Prompt A => In the Django thread below, put this sentence into Spanish: "If you need to access the table without primary key, you need to employ some other tool, like SQLAlchemy."
Prompt B => Copy word for word the part of the Django thread below that opens with the words "This is what" and closes with "Key .id Field.".

Source extract =>
1
votes

When running the following command via the Django shell:

from myApp.models import *
print Categorytree.objects.all()

I receive this error message:

OperationalError: (1054, "Unknown column 'categorytree.id' in 'field list'")

This is what my Model looks like:

class Categorytree(models.Model):
    level = models.IntegerField(db_column='Level')  # Field name made lowercase.
    categorynode_idcategorynode = models.ForeignKey(Categorynode, models.DO_NOTHING, db_column='CategoryNode_idCategoryNode')  # Field name made lowercase.
    categorynode_idancestorcategorynode = models.ForeignKey(Categorynode, models.DO_NOTHING, db_column='CategoryNode_idAncestorCategoryNode', related_name='+')  # Field name made lowercase.

    class Meta:
        managed = False
        db_table = 'categorytree'
        unique_together = (('categorynode_idcategorynode', 'categorynode_idancestorcategorynode'),)

Note that it does not have a Primary Key and it shouldn't have, but Django seems to think there would be an Primary Key .id Field.

1
You have to have a primary key.Daniel Roseman
In the corresponding MySQL database design that table shouldn't have a primary key. Is it correct to add one in the models.py then?r00flr00fl

1 Answers

5
votes

To quote Django docs:

Each model requires exactly one field to have primary_key=True (either explicitly declared or automatically added).

If you need to access the table without primary key, you need to employ some other tool, like SQLAlchemy.

Dataset =>
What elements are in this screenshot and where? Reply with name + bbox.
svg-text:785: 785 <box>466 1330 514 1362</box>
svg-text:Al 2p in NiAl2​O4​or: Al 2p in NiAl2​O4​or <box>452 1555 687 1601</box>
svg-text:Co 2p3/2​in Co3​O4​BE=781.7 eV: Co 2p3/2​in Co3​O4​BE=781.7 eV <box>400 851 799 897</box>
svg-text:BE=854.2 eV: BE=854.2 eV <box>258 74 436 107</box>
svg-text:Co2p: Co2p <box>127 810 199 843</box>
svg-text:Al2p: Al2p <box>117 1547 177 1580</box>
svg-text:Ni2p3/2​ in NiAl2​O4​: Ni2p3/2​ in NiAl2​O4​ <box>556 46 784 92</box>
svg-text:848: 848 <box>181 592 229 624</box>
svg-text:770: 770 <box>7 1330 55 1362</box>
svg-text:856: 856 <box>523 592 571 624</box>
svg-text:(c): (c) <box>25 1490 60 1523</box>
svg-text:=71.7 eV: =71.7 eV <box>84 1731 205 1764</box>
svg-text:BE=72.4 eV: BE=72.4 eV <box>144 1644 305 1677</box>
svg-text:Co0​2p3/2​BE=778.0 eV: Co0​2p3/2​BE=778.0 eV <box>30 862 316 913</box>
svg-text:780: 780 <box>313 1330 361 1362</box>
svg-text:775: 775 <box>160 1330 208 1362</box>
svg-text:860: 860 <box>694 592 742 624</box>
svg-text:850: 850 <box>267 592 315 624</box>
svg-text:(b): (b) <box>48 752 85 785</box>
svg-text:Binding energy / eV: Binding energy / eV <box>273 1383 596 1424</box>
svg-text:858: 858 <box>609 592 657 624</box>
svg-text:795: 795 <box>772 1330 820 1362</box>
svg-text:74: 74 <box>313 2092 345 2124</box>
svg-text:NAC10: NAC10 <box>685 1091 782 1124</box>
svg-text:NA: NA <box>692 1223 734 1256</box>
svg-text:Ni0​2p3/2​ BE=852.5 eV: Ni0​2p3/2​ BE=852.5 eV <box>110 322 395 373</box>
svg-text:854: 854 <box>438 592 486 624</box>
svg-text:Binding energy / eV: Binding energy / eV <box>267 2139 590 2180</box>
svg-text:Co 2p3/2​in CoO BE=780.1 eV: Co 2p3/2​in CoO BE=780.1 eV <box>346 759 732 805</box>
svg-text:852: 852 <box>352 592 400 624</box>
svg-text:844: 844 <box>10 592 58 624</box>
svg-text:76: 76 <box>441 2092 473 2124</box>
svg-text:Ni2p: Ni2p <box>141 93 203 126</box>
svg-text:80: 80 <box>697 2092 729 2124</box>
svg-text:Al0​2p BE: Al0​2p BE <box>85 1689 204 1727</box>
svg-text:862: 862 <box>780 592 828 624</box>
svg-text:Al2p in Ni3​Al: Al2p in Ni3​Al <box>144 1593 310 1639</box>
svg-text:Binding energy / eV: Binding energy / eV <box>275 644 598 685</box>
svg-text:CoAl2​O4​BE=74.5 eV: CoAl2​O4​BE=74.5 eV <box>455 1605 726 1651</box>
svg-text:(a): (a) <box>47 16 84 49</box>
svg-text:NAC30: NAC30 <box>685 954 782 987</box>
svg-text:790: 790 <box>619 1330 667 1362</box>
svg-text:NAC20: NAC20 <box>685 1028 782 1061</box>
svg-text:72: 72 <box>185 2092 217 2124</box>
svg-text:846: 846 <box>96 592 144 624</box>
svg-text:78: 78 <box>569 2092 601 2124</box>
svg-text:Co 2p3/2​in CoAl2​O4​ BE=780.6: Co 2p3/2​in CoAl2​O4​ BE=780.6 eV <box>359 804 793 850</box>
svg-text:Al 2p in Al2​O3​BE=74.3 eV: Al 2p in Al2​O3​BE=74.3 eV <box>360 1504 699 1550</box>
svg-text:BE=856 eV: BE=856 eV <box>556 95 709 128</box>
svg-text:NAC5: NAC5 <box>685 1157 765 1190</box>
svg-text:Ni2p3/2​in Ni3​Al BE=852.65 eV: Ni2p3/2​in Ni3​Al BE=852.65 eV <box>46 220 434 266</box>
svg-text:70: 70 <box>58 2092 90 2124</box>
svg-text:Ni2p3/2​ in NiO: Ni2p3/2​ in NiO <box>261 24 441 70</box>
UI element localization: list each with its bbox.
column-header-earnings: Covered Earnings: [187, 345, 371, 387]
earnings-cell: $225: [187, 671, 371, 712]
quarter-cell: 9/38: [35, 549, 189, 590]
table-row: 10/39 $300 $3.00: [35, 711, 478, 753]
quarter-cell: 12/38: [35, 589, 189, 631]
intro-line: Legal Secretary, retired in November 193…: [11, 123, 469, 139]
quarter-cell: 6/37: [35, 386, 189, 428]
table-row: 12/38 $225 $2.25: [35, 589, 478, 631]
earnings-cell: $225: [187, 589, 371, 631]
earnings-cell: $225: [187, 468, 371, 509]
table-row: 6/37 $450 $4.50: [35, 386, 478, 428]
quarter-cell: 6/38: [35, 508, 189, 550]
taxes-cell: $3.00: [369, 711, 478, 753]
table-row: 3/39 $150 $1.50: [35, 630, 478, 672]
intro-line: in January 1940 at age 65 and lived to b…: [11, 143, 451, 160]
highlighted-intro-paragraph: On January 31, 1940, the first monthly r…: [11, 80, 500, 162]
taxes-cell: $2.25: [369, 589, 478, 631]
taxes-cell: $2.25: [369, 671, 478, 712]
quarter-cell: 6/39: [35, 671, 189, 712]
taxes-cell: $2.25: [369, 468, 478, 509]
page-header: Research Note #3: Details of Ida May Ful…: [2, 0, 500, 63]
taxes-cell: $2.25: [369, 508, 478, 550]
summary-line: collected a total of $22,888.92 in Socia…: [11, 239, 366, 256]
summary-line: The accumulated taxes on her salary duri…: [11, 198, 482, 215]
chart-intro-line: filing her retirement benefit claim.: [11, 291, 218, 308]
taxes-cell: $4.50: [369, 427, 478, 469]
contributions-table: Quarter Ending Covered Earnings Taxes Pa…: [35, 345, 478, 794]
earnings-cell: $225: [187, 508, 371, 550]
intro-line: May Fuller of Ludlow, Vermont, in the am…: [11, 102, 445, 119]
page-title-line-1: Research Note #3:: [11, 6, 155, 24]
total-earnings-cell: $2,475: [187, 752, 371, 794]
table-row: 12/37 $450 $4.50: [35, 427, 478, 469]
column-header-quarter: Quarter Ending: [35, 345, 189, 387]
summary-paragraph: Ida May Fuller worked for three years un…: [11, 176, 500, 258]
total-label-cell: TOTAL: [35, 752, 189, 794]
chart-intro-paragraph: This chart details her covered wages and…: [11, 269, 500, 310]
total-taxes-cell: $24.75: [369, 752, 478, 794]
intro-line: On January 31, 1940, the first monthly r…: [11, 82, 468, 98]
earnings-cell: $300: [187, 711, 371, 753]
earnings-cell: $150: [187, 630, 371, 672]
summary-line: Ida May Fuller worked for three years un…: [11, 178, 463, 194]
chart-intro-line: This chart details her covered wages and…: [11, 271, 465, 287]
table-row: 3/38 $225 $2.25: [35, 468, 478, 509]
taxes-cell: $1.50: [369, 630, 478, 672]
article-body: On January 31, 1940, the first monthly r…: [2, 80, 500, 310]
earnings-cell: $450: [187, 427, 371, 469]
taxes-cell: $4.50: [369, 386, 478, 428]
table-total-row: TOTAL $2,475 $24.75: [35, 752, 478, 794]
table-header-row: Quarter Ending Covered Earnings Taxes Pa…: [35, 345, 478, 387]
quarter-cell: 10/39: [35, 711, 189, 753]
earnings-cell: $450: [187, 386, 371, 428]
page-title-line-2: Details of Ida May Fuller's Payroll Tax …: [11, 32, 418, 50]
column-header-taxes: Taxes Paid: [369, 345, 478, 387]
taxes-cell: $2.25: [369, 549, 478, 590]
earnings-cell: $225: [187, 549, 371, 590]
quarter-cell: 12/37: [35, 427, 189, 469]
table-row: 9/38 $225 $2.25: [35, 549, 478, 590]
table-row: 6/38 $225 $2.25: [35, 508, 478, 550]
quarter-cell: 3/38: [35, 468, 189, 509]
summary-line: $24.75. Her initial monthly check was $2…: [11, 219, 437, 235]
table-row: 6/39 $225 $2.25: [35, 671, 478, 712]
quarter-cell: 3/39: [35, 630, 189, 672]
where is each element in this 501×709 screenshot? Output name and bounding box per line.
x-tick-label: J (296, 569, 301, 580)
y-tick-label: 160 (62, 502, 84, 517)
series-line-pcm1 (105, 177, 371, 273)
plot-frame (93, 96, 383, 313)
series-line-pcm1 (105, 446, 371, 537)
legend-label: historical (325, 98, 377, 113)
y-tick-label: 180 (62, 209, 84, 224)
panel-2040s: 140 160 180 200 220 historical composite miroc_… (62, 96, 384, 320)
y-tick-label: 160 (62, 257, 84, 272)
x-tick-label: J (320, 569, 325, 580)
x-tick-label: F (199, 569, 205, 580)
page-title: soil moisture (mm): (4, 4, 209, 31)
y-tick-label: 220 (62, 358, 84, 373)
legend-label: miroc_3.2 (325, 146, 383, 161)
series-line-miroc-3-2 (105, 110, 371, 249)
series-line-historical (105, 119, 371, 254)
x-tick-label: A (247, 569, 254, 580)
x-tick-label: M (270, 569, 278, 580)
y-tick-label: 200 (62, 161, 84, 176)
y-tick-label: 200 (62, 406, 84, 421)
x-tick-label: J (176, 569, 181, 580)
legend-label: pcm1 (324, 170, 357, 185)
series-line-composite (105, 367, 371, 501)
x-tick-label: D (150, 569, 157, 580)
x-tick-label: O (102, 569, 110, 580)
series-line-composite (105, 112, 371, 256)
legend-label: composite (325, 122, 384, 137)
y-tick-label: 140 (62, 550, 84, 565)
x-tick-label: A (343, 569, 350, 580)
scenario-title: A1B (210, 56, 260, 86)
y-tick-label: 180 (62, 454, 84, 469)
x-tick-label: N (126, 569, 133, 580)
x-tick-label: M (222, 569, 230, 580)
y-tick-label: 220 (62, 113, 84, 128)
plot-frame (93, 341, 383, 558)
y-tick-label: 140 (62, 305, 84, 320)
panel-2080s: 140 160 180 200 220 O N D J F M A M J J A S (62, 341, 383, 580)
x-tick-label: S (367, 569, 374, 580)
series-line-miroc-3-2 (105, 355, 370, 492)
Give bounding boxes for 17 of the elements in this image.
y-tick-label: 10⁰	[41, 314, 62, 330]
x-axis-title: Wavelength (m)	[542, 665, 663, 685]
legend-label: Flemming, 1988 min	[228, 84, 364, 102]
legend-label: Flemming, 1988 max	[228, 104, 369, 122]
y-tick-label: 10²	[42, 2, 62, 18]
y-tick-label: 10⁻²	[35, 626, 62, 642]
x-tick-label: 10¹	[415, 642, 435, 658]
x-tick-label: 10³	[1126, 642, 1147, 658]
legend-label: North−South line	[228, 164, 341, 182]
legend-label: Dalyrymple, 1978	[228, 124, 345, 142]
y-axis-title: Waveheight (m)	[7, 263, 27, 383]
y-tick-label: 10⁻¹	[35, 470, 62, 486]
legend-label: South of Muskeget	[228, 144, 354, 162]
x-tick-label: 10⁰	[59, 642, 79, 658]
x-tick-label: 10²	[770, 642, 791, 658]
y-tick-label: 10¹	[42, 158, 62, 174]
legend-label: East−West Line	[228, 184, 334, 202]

Task result A => Si necesitas acceder a la tabla sin una clave primaria, tienes que usar alguna otra herramienta, como SQLAlchemy.

Task result B =>
This is what my Model looks like:

class Categorytree(models.Model):
    level = models.IntegerField(db_column='Level')  # Field name made lowercase.
    categorynode_idcategorynode = models.ForeignKey(Categorynode, models.DO_NOTHING, db_column='CategoryNode_idCategoryNode')  # Field name made lowercase.
    categorynode_idancestorcategorynode = models.ForeignKey(Categorynode, models.DO_NOTHING, db_column='CategoryNode_idAncestorCategoryNode', related_name='+')  # Field name made lowercase.

    class Meta:
        managed = False
        db_table = 'categorytree'
        unique_together = (('categorynode_idcategorynode', 'categorynode_idancestorcategorynode'),)

Note that it does not have a Primary Key and it shouldn't have, but Django seems to think there would be an Primary Key .id Field.